_Task goal:_ Return the entries below verbatim. Pictures stay out.

·····

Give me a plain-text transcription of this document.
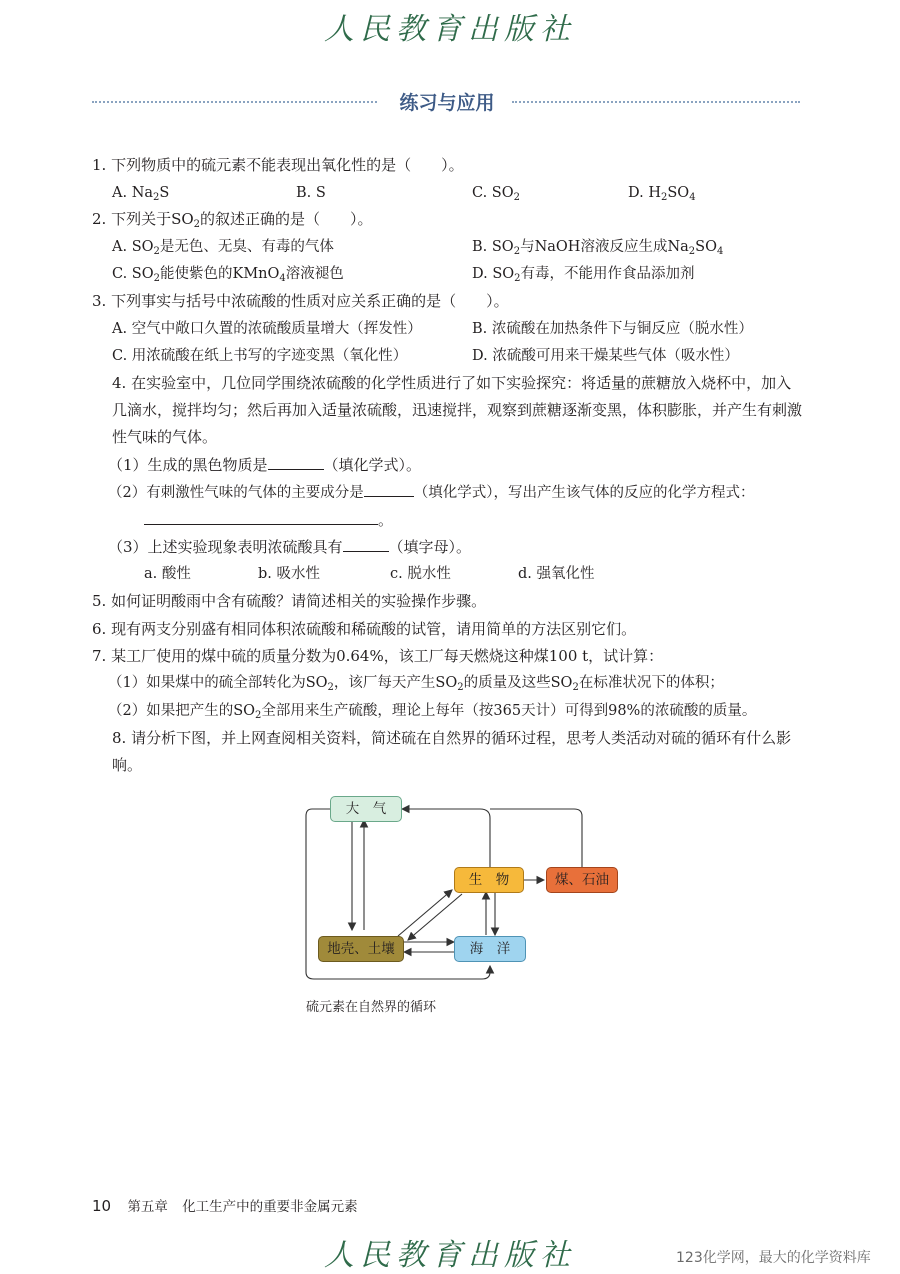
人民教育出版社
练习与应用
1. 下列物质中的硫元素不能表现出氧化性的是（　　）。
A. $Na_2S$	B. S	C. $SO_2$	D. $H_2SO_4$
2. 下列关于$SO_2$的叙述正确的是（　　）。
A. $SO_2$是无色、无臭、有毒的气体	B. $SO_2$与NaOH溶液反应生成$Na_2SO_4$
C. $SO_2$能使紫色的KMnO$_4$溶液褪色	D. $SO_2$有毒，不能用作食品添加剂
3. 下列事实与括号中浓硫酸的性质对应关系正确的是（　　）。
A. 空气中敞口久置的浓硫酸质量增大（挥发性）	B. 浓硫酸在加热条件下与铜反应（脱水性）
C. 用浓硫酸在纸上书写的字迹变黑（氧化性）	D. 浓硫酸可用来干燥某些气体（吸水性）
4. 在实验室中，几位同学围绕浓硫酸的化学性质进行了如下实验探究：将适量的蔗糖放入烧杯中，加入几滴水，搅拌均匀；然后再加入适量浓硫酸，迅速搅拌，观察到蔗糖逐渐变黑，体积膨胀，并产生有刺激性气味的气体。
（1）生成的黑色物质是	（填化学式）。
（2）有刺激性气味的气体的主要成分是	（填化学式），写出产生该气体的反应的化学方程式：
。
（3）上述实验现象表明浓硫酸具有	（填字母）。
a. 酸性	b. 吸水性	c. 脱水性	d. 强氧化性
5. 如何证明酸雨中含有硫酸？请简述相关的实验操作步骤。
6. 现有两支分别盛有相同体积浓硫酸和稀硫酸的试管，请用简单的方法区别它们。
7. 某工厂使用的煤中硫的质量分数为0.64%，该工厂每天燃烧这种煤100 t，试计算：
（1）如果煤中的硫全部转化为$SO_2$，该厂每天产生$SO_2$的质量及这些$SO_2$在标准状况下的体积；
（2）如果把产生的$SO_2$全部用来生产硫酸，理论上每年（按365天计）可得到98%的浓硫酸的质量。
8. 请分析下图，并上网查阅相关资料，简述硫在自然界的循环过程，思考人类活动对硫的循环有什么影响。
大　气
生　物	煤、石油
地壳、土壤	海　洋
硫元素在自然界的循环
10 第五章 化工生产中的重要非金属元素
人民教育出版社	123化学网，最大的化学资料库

·····

_Solution to the exercise:_
Give me a plain-text transcription of this document.
人民教育出版社
练习与应用
1. 下列物质中的硫元素不能表现出氧化性的是（　　）。
A. $Na_2S$	B. S	C. $SO_2$	D. $H_2SO_4$
2. 下列关于$SO_2$的叙述正确的是（　　）。
A. $SO_2$是无色、无臭、有毒的气体	B. $SO_2$与NaOH溶液反应生成$Na_2SO_4$
C. $SO_2$能使紫色的KMnO$_4$溶液褪色	D. $SO_2$有毒，不能用作食品添加剂
3. 下列事实与括号中浓硫酸的性质对应关系正确的是（　　）。
A. 空气中敞口久置的浓硫酸质量增大（挥发性）	B. 浓硫酸在加热条件下与铜反应（脱水性）
C. 用浓硫酸在纸上书写的字迹变黑（氧化性）	D. 浓硫酸可用来干燥某些气体（吸水性）
4. 在实验室中，几位同学围绕浓硫酸的化学性质进行了如下实验探究：将适量的蔗糖放入烧杯中，加入几滴水，搅拌均匀；然后再加入适量浓硫酸，迅速搅拌，观察到蔗糖逐渐变黑，体积膨胀，并产生有刺激性气味的气体。
（1）生成的黑色物质是	（填化学式）。
（2）有刺激性气味的气体的主要成分是	（填化学式），写出产生该气体的反应的化学方程式：
。
（3）上述实验现象表明浓硫酸具有	（填字母）。
a. 酸性	b. 吸水性	c. 脱水性	d. 强氧化性
5. 如何证明酸雨中含有硫酸？请简述相关的实验操作步骤。
6. 现有两支分别盛有相同体积浓硫酸和稀硫酸的试管，请用简单的方法区别它们。
7. 某工厂使用的煤中硫的质量分数为0.64%，该工厂每天燃烧这种煤100 t，试计算：
（1）如果煤中的硫全部转化为$SO_2$，该厂每天产生$SO_2$的质量及这些$SO_2$在标准状况下的体积；
（2）如果把产生的$SO_2$全部用来生产硫酸，理论上每年（按365天计）可得到98%的浓硫酸的质量。
8. 请分析下图，并上网查阅相关资料，简述硫在自然界的循环过程，思考人类活动对硫的循环有什么影响。
大　气
生　物	煤、石油
地壳、土壤	海　洋
硫元素在自然界的循环
10 第五章 化工生产中的重要非金属元素
人民教育出版社	123化学网，最大的化学资料库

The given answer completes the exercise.